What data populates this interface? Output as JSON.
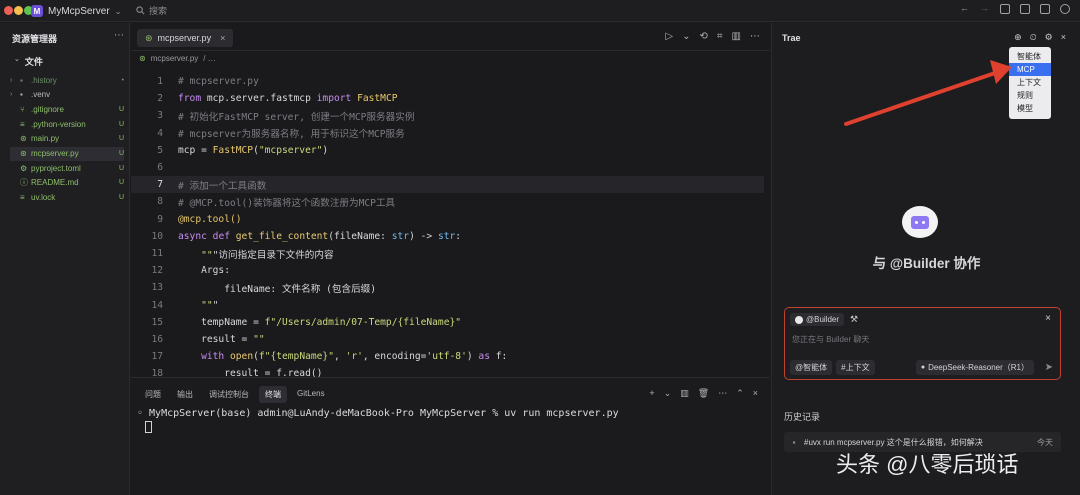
{
  "titlebar": {
    "project_initial": "M",
    "project_name": "MyMcpServer",
    "project_chevron": "⌄",
    "search_label": "搜索"
  },
  "sidebar": {
    "title": "资源管理器",
    "more": "⋯",
    "section": "文件",
    "files": [
      {
        "name": ".history",
        "type": "folder",
        "status": "•",
        "color": "#6c8f6a"
      },
      {
        "name": ".venv",
        "type": "folder",
        "status": "",
        "color": "#b8b8be"
      },
      {
        "name": ".gitignore",
        "type": "git",
        "status": "U",
        "color": "#8fbf6a"
      },
      {
        "name": ".python-version",
        "type": "file",
        "status": "U",
        "color": "#8fbf6a"
      },
      {
        "name": "main.py",
        "type": "py",
        "status": "U",
        "color": "#8fbf6a"
      },
      {
        "name": "mcpserver.py",
        "type": "py",
        "status": "U",
        "color": "#8fbf6a"
      },
      {
        "name": "pyproject.toml",
        "type": "toml",
        "status": "U",
        "color": "#8fbf6a"
      },
      {
        "name": "README.md",
        "type": "info",
        "status": "U",
        "color": "#8fbf6a"
      },
      {
        "name": "uv.lock",
        "type": "file",
        "status": "U",
        "color": "#8fbf6a"
      }
    ]
  },
  "editor": {
    "tab_label": "mcpserver.py",
    "tab_close": "×",
    "breadcrumb": "mcpserver.py",
    "breadcrumb_more": "/ …",
    "actions": [
      "▷",
      "⌄",
      "⟲",
      "⌗",
      "▥",
      "⋯"
    ],
    "lines": [
      {
        "n": "1",
        "text": "# mcpserver.py"
      },
      {
        "n": "2",
        "text": "from mcp.server.fastmcp import FastMCP"
      },
      {
        "n": "3",
        "text": "# 初始化FastMCP server, 创建一个MCP服务器实例"
      },
      {
        "n": "4",
        "text": "# mcpserver为服务器名称, 用于标识这个MCP服务"
      },
      {
        "n": "5",
        "text": "mcp = FastMCP(\"mcpserver\")"
      },
      {
        "n": "6",
        "text": ""
      },
      {
        "n": "7",
        "text": "# 添加一个工具函数"
      },
      {
        "n": "8",
        "text": "# @MCP.tool()装饰器将这个函数注册为MCP工具"
      },
      {
        "n": "9",
        "text": "@mcp.tool()"
      },
      {
        "n": "10",
        "text": "async def get_file_content(fileName: str) -> str:"
      },
      {
        "n": "11",
        "text": "    \"\"\"访问指定目录下文件的内容"
      },
      {
        "n": "12",
        "text": "    Args:"
      },
      {
        "n": "13",
        "text": "        fileName: 文件名称 (包含后缀)"
      },
      {
        "n": "14",
        "text": "    \"\"\""
      },
      {
        "n": "15",
        "text": "    tempName = f\"/Users/admin/07-Temp/{fileName}\""
      },
      {
        "n": "16",
        "text": "    result = \"\""
      },
      {
        "n": "17",
        "text": "    with open(f\"{tempName}\", 'r', encoding='utf-8') as f:"
      },
      {
        "n": "18",
        "text": "        result = f.read()"
      }
    ]
  },
  "panel": {
    "tabs": [
      "问题",
      "输出",
      "调试控制台",
      "终端",
      "GitLens"
    ],
    "actions": [
      "+",
      "⌄",
      "▥",
      "🗑",
      "⋯",
      "⌃",
      "×"
    ],
    "terminal_prompt": "◦ MyMcpServer(base) admin@LuAndy-deMacBook-Pro MyMcpServer % uv run mcpserver.py"
  },
  "right": {
    "title": "Trae",
    "icons": [
      "⊕",
      "⏲",
      "⚙",
      "×"
    ],
    "menu": [
      "智能体",
      "MCP",
      "上下文",
      "规则",
      "模型"
    ],
    "collab": "与 @Builder 协作",
    "chip_label": "@Builder",
    "chip_tool": "⚒",
    "close": "×",
    "placeholder": "您正在与 Builder 聊天",
    "btn_agent": "@智能体",
    "btn_context": "#上下文",
    "model": "DeepSeek-Reasoner（R1）",
    "send": "➤",
    "history_title": "历史记录",
    "history_item": "#uvx run mcpserver.py 这个是什么报错，如何解决",
    "history_time": "今天"
  },
  "watermark": "头条 @八零后琐话",
  "colors": {
    "accent": "#3a6ff0",
    "annotation": "#e0402e"
  }
}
────────────────
Search the lines for the word "admin" and report how many contain it, by number only.

2